# Input rows
########

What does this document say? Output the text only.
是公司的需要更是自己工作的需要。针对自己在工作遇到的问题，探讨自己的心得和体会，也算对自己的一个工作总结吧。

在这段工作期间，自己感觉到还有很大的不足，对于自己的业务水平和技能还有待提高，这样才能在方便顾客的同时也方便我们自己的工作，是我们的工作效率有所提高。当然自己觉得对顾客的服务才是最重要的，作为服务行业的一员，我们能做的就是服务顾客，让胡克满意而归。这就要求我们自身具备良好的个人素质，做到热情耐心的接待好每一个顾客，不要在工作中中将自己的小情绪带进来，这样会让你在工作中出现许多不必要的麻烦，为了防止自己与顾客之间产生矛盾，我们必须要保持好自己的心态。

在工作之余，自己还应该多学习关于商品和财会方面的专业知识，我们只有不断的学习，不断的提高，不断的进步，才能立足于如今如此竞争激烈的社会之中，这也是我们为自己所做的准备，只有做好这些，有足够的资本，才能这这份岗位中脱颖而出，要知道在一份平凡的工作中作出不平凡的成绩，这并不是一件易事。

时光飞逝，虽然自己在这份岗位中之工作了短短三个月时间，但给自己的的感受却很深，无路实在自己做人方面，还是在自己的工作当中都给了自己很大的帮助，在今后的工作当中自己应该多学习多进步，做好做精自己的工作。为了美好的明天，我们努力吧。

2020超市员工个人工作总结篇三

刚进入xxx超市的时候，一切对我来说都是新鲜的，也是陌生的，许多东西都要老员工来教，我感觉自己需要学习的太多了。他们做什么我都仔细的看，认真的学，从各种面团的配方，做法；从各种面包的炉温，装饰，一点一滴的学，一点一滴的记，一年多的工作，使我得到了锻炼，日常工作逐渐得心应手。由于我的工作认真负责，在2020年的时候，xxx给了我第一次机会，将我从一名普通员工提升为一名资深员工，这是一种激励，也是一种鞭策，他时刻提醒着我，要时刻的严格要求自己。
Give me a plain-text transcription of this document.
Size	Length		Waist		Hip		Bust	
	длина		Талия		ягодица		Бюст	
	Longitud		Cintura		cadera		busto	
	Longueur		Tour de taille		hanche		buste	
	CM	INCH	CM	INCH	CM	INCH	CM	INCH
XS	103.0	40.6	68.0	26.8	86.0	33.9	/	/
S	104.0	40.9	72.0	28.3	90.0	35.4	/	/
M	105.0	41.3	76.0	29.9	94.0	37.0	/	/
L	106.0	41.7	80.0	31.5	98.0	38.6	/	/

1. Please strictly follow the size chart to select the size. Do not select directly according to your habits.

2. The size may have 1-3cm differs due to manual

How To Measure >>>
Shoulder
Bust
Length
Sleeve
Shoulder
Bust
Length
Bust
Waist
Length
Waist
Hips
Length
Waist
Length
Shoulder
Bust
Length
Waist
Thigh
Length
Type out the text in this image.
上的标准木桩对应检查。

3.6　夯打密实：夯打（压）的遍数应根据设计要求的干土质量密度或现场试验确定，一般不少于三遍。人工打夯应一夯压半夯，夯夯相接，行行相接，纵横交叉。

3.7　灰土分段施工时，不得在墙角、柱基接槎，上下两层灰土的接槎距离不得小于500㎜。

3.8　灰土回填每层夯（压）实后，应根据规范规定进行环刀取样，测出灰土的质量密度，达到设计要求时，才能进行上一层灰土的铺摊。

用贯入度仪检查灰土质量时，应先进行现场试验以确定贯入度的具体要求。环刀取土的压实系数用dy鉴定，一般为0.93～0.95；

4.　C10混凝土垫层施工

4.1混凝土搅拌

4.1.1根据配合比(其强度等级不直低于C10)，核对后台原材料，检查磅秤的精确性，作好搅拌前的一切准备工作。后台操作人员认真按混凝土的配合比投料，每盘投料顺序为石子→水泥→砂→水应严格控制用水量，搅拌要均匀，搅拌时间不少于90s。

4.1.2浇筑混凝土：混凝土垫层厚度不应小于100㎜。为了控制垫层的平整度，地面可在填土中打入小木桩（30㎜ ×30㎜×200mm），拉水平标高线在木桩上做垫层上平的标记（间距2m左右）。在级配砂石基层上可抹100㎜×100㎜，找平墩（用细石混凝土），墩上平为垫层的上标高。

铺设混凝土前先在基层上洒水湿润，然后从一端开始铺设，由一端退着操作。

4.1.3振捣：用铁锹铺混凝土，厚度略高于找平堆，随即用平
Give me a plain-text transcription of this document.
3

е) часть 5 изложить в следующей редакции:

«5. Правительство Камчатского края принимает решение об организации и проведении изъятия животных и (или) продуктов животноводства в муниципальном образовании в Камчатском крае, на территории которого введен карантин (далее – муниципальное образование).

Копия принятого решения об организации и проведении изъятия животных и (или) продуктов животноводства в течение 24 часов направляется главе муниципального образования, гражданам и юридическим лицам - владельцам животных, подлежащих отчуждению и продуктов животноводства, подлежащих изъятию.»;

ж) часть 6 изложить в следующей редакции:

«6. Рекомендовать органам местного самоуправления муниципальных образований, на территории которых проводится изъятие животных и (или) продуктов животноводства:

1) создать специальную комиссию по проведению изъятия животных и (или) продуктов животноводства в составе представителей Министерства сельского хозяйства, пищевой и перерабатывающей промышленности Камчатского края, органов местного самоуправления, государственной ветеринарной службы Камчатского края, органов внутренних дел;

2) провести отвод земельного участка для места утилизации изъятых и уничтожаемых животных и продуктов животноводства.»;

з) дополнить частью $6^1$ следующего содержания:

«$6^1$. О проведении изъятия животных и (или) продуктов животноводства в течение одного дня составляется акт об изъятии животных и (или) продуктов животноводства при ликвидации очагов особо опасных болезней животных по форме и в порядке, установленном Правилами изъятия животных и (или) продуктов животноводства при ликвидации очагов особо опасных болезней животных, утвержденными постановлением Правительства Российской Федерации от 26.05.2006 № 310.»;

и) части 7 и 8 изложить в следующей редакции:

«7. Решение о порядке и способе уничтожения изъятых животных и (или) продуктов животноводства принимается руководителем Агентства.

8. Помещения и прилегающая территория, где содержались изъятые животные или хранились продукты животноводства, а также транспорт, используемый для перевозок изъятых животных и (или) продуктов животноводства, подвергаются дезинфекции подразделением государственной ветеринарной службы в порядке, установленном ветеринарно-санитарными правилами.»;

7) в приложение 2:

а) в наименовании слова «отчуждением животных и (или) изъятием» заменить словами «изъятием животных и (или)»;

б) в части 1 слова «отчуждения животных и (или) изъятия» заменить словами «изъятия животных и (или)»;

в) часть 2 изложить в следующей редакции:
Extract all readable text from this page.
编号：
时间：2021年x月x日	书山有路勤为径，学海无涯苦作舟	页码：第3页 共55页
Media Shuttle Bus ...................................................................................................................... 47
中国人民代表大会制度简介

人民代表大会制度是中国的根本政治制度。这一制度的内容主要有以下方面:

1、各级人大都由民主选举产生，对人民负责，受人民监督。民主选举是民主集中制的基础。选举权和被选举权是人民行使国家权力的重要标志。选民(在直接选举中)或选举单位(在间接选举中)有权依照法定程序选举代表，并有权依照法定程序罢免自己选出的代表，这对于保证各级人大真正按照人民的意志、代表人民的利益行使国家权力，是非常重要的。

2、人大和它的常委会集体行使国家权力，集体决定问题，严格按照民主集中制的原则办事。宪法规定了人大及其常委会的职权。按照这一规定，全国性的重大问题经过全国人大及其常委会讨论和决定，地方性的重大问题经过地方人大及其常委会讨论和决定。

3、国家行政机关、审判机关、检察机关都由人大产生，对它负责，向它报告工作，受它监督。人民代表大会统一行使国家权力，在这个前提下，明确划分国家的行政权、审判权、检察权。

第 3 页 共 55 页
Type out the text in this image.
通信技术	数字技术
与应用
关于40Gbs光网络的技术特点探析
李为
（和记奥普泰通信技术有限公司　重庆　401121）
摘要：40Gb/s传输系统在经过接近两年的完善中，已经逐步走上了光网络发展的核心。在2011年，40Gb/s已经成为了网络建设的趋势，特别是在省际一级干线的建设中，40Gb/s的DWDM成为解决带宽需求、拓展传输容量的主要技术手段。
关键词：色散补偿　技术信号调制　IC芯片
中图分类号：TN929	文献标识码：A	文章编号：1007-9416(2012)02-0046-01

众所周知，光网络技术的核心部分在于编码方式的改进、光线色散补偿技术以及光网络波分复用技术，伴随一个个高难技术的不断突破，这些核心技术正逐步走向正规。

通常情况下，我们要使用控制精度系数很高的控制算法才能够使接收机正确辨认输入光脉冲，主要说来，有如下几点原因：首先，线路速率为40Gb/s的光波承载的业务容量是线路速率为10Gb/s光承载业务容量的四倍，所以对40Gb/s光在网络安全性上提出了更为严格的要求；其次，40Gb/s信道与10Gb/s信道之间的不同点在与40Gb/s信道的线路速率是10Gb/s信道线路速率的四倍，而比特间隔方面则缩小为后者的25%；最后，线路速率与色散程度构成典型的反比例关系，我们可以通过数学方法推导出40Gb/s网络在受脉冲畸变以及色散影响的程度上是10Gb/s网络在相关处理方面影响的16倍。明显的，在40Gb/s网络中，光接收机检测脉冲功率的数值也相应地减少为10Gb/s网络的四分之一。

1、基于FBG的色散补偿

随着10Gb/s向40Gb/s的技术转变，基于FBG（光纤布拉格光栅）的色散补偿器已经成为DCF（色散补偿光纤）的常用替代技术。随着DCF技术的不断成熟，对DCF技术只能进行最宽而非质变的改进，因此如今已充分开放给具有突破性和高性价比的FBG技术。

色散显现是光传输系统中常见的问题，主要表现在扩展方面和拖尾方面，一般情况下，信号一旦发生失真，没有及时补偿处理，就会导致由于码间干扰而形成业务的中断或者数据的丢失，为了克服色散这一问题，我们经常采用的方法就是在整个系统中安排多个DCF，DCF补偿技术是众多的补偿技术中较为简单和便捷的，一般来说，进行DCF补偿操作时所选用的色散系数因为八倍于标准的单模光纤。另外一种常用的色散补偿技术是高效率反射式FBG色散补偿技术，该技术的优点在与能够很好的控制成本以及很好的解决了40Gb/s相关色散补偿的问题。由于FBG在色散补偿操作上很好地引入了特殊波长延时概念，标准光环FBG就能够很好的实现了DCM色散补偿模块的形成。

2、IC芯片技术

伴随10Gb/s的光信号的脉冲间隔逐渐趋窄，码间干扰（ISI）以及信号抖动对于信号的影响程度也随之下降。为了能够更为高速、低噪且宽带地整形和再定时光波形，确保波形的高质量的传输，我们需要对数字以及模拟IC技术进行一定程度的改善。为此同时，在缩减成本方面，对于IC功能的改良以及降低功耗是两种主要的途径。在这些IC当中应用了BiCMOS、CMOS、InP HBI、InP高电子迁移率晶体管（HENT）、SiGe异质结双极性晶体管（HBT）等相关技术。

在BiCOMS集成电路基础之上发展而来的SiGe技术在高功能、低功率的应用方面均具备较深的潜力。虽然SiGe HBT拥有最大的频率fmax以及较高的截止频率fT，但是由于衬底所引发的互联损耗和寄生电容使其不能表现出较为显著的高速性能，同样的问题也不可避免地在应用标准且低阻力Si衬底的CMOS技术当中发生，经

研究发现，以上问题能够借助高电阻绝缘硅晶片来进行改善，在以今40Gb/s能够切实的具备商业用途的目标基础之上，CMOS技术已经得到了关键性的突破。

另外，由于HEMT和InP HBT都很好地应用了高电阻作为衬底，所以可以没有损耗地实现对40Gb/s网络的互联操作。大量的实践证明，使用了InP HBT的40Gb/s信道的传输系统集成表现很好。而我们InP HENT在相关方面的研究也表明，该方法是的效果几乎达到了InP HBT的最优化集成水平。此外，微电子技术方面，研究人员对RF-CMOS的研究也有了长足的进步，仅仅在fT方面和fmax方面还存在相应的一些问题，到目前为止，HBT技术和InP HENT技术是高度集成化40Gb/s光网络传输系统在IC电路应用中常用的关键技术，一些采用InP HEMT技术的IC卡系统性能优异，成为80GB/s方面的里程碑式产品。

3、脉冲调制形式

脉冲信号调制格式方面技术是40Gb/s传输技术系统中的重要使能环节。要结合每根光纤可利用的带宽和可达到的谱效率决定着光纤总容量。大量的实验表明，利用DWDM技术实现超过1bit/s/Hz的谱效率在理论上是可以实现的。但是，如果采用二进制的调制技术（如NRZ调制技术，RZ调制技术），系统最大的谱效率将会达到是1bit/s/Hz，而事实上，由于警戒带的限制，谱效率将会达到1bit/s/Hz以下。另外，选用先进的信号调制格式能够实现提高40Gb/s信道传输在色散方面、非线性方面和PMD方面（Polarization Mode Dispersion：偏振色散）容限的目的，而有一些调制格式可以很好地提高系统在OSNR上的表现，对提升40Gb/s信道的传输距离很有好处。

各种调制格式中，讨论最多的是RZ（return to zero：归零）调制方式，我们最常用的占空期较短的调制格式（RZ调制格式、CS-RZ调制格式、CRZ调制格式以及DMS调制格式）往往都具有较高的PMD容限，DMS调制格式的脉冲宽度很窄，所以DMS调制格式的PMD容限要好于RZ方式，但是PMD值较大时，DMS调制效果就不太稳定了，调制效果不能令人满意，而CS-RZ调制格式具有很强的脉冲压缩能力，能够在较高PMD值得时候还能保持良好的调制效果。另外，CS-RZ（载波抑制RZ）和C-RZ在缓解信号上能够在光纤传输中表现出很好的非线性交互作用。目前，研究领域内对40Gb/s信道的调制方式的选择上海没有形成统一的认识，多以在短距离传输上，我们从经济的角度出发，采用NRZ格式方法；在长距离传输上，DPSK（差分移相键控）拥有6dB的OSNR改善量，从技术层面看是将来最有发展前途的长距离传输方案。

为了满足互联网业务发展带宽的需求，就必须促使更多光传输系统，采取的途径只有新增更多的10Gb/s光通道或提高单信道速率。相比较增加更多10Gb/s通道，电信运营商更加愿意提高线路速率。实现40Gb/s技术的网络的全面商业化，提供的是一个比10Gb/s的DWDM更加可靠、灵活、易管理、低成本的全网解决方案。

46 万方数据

########

# What is expected
The lines to collect are those holding the string "изложить"; copy them all.

# Task solution
е) часть 5 изложить в следующей редакции:
ж) часть 6 изложить в следующей редакции:
и) части 7 и 8 изложить в следующей редакции:
в) часть 2 изложить в следующей редакции:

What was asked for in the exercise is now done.